* _Data records_
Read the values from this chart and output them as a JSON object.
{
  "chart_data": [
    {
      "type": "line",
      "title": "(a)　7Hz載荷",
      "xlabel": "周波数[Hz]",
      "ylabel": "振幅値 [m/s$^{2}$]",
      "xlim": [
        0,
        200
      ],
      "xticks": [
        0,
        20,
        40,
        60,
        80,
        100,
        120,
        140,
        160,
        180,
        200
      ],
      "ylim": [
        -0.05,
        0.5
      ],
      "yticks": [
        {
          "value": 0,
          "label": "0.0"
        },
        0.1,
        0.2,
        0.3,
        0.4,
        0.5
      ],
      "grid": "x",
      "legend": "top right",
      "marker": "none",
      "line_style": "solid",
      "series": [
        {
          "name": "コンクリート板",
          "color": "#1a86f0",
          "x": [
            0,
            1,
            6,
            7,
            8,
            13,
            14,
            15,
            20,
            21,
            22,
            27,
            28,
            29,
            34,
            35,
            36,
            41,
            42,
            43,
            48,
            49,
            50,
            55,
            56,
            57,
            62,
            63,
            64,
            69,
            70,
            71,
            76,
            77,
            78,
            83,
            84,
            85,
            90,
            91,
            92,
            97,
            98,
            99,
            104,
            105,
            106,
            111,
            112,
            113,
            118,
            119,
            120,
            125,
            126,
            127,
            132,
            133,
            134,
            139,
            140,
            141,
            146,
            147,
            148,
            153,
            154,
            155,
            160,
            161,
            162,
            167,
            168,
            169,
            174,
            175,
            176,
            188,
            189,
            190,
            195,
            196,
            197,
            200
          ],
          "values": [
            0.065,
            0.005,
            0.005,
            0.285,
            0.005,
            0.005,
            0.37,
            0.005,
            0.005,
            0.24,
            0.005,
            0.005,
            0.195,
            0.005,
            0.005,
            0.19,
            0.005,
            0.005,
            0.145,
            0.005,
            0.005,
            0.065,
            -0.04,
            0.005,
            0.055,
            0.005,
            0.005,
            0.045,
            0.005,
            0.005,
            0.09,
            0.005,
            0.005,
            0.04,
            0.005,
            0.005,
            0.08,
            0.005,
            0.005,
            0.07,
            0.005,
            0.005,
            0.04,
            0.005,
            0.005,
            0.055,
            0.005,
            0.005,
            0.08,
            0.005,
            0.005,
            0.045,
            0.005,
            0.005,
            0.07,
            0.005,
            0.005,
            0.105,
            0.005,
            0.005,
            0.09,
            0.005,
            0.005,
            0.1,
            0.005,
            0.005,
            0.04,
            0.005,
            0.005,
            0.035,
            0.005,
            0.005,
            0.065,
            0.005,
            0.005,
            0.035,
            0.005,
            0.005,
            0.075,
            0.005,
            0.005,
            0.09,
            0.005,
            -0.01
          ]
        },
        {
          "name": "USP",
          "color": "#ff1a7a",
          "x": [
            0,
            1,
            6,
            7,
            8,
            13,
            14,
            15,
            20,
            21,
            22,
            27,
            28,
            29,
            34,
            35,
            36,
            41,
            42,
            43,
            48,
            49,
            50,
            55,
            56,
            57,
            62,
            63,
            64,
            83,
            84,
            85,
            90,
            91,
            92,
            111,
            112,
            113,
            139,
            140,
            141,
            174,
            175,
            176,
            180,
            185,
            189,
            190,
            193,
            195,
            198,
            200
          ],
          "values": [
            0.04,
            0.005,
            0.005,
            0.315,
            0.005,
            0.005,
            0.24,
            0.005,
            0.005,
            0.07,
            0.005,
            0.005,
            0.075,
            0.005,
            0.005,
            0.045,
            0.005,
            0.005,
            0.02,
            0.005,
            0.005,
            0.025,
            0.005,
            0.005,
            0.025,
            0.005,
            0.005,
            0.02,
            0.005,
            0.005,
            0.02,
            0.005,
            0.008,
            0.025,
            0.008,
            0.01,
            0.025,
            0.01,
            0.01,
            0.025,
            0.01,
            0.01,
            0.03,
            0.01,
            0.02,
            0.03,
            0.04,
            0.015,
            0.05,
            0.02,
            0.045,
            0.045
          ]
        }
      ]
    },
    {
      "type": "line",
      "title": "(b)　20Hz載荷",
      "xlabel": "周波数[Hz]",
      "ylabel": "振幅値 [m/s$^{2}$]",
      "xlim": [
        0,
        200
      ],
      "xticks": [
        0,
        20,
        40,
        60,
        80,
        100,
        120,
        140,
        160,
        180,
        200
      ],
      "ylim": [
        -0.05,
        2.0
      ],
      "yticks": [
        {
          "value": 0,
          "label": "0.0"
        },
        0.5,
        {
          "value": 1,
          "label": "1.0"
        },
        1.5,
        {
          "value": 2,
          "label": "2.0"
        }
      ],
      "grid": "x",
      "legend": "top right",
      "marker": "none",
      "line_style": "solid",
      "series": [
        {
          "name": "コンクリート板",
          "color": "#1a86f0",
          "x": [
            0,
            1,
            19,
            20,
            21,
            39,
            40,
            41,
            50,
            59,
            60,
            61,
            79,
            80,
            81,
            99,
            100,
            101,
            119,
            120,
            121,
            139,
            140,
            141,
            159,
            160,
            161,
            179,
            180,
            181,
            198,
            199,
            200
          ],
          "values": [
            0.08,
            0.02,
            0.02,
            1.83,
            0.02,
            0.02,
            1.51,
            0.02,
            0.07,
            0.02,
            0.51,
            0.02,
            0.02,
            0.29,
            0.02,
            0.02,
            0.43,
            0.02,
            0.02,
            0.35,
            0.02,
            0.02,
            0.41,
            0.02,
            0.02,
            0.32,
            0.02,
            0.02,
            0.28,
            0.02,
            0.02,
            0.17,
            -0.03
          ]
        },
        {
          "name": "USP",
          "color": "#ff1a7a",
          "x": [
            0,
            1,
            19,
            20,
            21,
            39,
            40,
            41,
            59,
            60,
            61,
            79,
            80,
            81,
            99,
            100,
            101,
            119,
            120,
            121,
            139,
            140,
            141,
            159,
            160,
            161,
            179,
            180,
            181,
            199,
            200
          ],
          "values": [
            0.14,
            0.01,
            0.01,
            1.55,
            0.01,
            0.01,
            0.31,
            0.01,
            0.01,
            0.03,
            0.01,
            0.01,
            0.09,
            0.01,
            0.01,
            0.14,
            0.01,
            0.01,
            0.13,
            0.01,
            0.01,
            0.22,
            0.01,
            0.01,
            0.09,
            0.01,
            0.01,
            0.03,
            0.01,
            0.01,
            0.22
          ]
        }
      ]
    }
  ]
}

* _Written task_
Reproduce every record above exactly as it appears.

* _Written solution_
Read the values from this chart and output them as a JSON object.
{
  "chart_data": [
    {
      "type": "line",
      "title": "(a)　7Hz載荷",
      "xlabel": "周波数[Hz]",
      "ylabel": "振幅値 [m/s$^{2}$]",
      "xlim": [
        0,
        200
      ],
      "xticks": [
        0,
        20,
        40,
        60,
        80,
        100,
        120,
        140,
        160,
        180,
        200
      ],
      "ylim": [
        -0.05,
        0.5
      ],
      "yticks": [
        {
          "value": 0,
          "label": "0.0"
        },
        0.1,
        0.2,
        0.3,
        0.4,
        0.5
      ],
      "grid": "x",
      "legend": "top right",
      "marker": "none",
      "line_style": "solid",
      "series": [
        {
          "name": "コンクリート板",
          "color": "#1a86f0",
          "x": [
            0,
            1,
            6,
            7,
            8,
            13,
            14,
            15,
            20,
            21,
            22,
            27,
            28,
            29,
            34,
            35,
            36,
            41,
            42,
            43,
            48,
            49,
            50,
            55,
            56,
            57,
            62,
            63,
            64,
            69,
            70,
            71,
            76,
            77,
            78,
            83,
            84,
            85,
            90,
            91,
            92,
            97,
            98,
            99,
            104,
            105,
            106,
            111,
            112,
            113,
            118,
            119,
            120,
            125,
            126,
            127,
            132,
            133,
            134,
            139,
            140,
            141,
            146,
            147,
            148,
            153,
            154,
            155,
            160,
            161,
            162,
            167,
            168,
            169,
            174,
            175,
            176,
            188,
            189,
            190,
            195,
            196,
            197,
            200
          ],
          "values": [
            0.065,
            0.005,
            0.005,
            0.285,
            0.005,
            0.005,
            0.37,
            0.005,
            0.005,
            0.24,
            0.005,
            0.005,
            0.195,
            0.005,
            0.005,
            0.19,
            0.005,
            0.005,
            0.145,
            0.005,
            0.005,
            0.065,
            -0.04,
            0.005,
            0.055,
            0.005,
            0.005,
            0.045,
            0.005,
            0.005,
            0.09,
            0.005,
            0.005,
            0.04,
            0.005,
            0.005,
            0.08,
            0.005,
            0.005,
            0.07,
            0.005,
            0.005,
            0.04,
            0.005,
            0.005,
            0.055,
            0.005,
            0.005,
            0.08,
            0.005,
            0.005,
            0.045,
            0.005,
            0.005,
            0.07,
            0.005,
            0.005,
            0.105,
            0.005,
            0.005,
            0.09,
            0.005,
            0.005,
            0.1,
            0.005,
            0.005,
            0.04,
            0.005,
            0.005,
            0.035,
            0.005,
            0.005,
            0.065,
            0.005,
            0.005,
            0.035,
            0.005,
            0.005,
            0.075,
            0.005,
            0.005,
            0.09,
            0.005,
            -0.01
          ]
        },
        {
          "name": "USP",
          "color": "#ff1a7a",
          "x": [
            0,
            1,
            6,
            7,
            8,
            13,
            14,
            15,
            20,
            21,
            22,
            27,
            28,
            29,
            34,
            35,
            36,
            41,
            42,
            43,
            48,
            49,
            50,
            55,
            56,
            57,
            62,
            63,
            64,
            83,
            84,
            85,
            90,
            91,
            92,
            111,
            112,
            113,
            139,
            140,
            141,
            174,
            175,
            176,
            180,
            185,
            189,
            190,
            193,
            195,
            198,
            200
          ],
          "values": [
            0.04,
            0.005,
            0.005,
            0.315,
            0.005,
            0.005,
            0.24,
            0.005,
            0.005,
            0.07,
            0.005,
            0.005,
            0.075,
            0.005,
            0.005,
            0.045,
            0.005,
            0.005,
            0.02,
            0.005,
            0.005,
            0.025,
            0.005,
            0.005,
            0.025,
            0.005,
            0.005,
            0.02,
            0.005,
            0.005,
            0.02,
            0.005,
            0.008,
            0.025,
            0.008,
            0.01,
            0.025,
            0.01,
            0.01,
            0.025,
            0.01,
            0.01,
            0.03,
            0.01,
            0.02,
            0.03,
            0.04,
            0.015,
            0.05,
            0.02,
            0.045,
            0.045
          ]
        }
      ]
    },
    {
      "type": "line",
      "title": "(b)　20Hz載荷",
      "xlabel": "周波数[Hz]",
      "ylabel": "振幅値 [m/s$^{2}$]",
      "xlim": [
        0,
        200
      ],
      "xticks": [
        0,
        20,
        40,
        60,
        80,
        100,
        120,
        140,
        160,
        180,
        200
      ],
      "ylim": [
        -0.05,
        2.0
      ],
      "yticks": [
        {
          "value": 0,
          "label": "0.0"
        },
        0.5,
        {
          "value": 1,
          "label": "1.0"
        },
        1.5,
        {
          "value": 2,
          "label": "2.0"
        }
      ],
      "grid": "x",
      "legend": "top right",
      "marker": "none",
      "line_style": "solid",
      "series": [
        {
          "name": "コンクリート板",
          "color": "#1a86f0",
          "x": [
            0,
            1,
            19,
            20,
            21,
            39,
            40,
            41,
            50,
            59,
            60,
            61,
            79,
            80,
            81,
            99,
            100,
            101,
            119,
            120,
            121,
            139,
            140,
            141,
            159,
            160,
            161,
            179,
            180,
            181,
            198,
            199,
            200
          ],
          "values": [
            0.08,
            0.02,
            0.02,
            1.83,
            0.02,
            0.02,
            1.51,
            0.02,
            0.07,
            0.02,
            0.51,
            0.02,
            0.02,
            0.29,
            0.02,
            0.02,
            0.43,
            0.02,
            0.02,
            0.35,
            0.02,
            0.02,
            0.41,
            0.02,
            0.02,
            0.32,
            0.02,
            0.02,
            0.28,
            0.02,
            0.02,
            0.17,
            -0.03
          ]
        },
        {
          "name": "USP",
          "color": "#ff1a7a",
          "x": [
            0,
            1,
            19,
            20,
            21,
            39,
            40,
            41,
            59,
            60,
            61,
            79,
            80,
            81,
            99,
            100,
            101,
            119,
            120,
            121,
            139,
            140,
            141,
            159,
            160,
            161,
            179,
            180,
            181,
            199,
            200
          ],
          "values": [
            0.14,
            0.01,
            0.01,
            1.55,
            0.01,
            0.01,
            0.31,
            0.01,
            0.01,
            0.03,
            0.01,
            0.01,
            0.09,
            0.01,
            0.01,
            0.14,
            0.01,
            0.01,
            0.13,
            0.01,
            0.01,
            0.22,
            0.01,
            0.01,
            0.09,
            0.01,
            0.01,
            0.03,
            0.01,
            0.01,
            0.22
          ]
        }
      ]
    }
  ]
}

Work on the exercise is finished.